### What is asked
Filter the records below for the word "Российской". Copy each line that holds it.
— Start Task inputs —
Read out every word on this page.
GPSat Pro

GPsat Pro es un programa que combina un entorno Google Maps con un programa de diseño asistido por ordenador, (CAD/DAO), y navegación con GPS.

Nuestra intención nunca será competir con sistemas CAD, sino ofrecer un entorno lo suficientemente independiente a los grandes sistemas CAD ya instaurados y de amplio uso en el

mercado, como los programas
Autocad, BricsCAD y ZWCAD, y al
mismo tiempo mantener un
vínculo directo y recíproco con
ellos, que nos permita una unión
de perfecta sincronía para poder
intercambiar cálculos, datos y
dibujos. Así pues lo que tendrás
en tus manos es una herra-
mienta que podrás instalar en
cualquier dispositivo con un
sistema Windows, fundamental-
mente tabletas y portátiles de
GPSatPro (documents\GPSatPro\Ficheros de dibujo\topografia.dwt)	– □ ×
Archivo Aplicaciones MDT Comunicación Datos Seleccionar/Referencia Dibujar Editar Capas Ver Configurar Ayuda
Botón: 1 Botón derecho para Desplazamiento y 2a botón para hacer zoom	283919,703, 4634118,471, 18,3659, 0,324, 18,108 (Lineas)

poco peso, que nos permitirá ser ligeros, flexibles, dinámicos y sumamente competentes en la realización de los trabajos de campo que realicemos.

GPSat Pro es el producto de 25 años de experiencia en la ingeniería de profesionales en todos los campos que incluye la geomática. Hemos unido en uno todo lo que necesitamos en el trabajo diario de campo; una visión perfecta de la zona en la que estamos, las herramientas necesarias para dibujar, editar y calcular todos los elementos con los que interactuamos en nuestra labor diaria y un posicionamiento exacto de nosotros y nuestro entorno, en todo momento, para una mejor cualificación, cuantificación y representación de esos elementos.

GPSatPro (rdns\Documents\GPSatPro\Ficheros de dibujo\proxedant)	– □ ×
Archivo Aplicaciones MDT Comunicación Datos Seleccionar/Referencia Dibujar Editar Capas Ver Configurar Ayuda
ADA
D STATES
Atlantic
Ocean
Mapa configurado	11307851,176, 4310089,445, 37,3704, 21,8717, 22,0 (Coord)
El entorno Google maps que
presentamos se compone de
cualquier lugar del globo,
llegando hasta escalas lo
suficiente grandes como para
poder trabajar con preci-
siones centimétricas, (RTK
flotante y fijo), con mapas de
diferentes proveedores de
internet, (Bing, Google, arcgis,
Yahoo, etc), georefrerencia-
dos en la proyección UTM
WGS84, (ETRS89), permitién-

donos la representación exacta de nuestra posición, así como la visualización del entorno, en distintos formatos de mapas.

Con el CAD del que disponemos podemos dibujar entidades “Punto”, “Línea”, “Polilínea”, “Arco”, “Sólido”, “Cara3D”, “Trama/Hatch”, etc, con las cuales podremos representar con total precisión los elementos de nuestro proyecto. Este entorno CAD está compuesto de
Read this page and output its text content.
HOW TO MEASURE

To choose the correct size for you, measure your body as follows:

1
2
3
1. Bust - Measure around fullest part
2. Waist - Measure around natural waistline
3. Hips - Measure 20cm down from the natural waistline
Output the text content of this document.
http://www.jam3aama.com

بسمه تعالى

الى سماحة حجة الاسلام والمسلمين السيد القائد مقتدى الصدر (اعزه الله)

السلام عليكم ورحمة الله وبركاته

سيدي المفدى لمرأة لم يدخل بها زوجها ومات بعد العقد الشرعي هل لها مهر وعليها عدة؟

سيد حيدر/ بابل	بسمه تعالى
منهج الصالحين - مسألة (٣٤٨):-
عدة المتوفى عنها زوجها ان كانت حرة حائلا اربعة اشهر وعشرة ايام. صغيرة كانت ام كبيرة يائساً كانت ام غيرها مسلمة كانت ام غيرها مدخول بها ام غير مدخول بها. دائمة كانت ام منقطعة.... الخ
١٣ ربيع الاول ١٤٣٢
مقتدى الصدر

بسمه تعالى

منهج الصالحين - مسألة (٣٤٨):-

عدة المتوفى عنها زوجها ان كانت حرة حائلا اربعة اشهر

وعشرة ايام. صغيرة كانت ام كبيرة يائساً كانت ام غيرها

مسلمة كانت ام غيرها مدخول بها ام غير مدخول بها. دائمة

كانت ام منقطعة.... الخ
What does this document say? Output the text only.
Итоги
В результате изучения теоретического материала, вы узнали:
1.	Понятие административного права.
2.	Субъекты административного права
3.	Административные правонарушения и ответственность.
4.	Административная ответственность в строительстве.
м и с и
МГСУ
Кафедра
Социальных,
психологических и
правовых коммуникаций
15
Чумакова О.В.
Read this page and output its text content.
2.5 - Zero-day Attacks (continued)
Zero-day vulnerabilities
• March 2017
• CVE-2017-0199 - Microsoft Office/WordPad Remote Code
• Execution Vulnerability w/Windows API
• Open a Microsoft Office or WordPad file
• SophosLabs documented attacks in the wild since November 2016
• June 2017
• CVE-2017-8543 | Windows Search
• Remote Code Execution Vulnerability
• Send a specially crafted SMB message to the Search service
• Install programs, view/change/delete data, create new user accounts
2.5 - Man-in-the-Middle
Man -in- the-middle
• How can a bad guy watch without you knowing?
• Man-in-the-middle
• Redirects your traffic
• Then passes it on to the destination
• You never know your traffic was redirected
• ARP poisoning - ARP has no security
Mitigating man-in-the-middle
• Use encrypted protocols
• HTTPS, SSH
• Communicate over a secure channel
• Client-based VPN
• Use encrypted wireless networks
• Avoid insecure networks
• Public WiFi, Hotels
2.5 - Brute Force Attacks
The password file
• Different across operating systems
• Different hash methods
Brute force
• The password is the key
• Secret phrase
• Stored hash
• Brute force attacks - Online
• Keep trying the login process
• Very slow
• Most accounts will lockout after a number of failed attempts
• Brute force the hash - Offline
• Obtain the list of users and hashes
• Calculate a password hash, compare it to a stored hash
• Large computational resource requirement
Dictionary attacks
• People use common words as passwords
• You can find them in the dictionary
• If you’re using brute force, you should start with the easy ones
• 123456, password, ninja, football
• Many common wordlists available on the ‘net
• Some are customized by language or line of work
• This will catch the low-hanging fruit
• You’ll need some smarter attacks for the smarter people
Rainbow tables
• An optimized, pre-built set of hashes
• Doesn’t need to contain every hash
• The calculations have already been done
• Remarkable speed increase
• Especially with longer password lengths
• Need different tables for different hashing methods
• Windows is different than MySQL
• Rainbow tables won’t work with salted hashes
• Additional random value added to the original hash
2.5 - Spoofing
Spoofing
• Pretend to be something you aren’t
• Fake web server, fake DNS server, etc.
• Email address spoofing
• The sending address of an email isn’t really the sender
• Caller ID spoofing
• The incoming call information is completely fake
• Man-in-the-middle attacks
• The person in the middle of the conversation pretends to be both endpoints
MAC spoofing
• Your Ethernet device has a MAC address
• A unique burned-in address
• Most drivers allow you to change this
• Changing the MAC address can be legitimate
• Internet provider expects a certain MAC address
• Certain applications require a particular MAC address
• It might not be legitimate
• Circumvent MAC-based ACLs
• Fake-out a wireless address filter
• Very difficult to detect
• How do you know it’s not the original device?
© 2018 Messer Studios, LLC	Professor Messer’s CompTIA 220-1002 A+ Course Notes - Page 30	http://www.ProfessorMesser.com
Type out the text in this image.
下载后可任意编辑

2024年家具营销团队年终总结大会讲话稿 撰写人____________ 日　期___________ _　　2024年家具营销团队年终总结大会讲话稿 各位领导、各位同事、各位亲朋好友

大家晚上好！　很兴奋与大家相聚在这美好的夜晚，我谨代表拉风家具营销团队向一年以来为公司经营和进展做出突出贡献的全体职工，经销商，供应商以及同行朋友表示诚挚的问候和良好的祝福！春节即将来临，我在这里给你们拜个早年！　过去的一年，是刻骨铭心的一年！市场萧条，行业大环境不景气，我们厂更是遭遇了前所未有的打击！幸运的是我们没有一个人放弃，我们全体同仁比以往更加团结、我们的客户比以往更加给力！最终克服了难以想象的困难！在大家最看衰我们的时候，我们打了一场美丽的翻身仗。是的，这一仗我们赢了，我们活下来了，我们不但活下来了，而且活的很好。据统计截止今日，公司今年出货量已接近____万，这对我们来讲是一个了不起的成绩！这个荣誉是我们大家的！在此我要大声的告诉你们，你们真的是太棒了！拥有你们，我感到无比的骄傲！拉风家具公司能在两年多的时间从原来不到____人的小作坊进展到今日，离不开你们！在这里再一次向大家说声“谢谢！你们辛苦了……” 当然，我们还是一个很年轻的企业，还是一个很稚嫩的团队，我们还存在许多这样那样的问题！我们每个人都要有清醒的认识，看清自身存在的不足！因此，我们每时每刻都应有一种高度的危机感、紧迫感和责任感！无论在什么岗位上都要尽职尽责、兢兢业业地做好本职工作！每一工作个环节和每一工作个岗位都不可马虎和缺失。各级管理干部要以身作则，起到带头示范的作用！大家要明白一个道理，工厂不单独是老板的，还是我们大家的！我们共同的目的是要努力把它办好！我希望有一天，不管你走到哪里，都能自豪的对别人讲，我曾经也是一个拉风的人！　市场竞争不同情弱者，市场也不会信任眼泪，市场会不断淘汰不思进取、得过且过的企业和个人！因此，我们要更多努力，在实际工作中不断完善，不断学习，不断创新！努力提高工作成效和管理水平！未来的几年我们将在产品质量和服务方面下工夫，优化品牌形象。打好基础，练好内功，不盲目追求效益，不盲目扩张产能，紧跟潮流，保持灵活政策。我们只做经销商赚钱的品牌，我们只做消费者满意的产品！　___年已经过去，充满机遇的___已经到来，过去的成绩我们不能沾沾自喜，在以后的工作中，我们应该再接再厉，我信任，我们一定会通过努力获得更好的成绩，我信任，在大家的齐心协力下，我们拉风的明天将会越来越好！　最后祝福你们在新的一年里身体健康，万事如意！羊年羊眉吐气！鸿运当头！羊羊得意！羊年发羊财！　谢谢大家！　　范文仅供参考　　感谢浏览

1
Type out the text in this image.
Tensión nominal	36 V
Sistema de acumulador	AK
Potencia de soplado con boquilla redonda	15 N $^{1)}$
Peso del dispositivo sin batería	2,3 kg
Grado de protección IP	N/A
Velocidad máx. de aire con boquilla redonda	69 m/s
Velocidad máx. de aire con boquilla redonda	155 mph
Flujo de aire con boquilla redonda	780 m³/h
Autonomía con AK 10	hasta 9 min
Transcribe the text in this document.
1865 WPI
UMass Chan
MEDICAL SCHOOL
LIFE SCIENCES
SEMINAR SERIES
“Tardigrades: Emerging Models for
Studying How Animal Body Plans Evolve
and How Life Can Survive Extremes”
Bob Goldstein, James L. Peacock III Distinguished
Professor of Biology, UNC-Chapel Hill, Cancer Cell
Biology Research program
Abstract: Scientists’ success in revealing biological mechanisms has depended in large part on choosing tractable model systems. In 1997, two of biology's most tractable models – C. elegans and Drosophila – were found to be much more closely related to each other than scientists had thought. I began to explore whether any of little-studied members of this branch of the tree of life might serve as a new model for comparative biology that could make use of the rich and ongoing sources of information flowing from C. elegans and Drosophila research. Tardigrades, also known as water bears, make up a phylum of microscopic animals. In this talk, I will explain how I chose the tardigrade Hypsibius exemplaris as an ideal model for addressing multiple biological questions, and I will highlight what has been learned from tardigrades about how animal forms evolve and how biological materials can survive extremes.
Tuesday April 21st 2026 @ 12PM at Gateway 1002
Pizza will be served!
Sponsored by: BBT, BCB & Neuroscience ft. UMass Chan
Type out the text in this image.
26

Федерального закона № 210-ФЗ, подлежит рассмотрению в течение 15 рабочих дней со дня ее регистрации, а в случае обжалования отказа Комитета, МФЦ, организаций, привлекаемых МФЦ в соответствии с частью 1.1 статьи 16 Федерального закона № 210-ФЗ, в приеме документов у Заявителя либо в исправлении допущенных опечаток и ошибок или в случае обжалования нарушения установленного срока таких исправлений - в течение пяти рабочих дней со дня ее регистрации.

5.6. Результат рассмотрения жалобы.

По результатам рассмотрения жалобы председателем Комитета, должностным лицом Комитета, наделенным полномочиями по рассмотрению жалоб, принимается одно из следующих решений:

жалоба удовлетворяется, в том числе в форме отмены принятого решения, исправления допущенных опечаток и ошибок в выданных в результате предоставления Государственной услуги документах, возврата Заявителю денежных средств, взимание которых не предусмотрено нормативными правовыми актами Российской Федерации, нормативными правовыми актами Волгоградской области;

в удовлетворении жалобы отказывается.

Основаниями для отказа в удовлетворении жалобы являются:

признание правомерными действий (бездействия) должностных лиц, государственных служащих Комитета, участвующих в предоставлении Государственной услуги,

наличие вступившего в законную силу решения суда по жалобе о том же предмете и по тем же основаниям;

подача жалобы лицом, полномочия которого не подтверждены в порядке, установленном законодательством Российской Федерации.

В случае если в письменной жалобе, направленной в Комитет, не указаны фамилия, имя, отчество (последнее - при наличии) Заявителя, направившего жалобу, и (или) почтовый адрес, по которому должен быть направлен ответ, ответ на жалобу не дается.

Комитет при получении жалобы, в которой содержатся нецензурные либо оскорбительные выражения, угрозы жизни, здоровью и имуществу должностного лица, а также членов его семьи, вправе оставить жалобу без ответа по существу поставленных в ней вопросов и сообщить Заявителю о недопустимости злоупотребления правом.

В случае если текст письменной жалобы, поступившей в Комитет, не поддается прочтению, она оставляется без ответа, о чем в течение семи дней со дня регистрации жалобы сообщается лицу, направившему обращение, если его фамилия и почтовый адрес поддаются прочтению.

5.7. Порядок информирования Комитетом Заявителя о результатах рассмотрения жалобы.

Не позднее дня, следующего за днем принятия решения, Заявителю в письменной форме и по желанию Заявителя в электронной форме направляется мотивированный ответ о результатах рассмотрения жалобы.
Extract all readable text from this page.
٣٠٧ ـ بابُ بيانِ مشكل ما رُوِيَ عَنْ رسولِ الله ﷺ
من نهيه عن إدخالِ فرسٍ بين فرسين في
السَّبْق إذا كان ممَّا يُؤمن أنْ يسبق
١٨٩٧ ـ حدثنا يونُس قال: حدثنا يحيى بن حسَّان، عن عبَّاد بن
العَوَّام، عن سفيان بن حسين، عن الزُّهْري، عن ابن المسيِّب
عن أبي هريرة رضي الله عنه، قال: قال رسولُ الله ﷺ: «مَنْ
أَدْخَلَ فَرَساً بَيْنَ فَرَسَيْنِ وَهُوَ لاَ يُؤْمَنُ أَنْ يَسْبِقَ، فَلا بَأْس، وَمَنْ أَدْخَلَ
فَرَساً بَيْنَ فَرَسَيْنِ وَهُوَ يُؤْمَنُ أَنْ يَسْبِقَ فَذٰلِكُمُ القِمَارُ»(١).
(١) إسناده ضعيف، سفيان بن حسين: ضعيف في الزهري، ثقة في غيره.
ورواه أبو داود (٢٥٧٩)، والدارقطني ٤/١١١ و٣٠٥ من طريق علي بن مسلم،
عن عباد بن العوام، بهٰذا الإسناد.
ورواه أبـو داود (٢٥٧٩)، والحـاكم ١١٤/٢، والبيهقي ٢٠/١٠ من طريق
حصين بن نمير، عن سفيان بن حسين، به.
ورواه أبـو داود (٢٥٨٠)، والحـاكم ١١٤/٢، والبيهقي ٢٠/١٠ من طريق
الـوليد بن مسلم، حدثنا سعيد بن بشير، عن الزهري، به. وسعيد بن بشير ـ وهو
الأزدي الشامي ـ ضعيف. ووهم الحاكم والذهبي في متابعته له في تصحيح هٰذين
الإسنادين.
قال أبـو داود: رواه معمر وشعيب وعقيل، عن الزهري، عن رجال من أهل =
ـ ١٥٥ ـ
— End Task inputs —
### Result for this task
жалоба удовлетворяется, в том числе в форме отмены принятого решения, исправления допущенных опечаток и ошибок в выданных в результате предоставления Государственной услуги документах, возврата Заявителю денежных средств, взимание которых не предусмотрено нормативными правовыми актами Российской Федерации, нормативными правовыми актами Волгоградской области;
подача жалобы лицом, полномочия которого не подтверждены в порядке, установленном законодательством Российской Федерации.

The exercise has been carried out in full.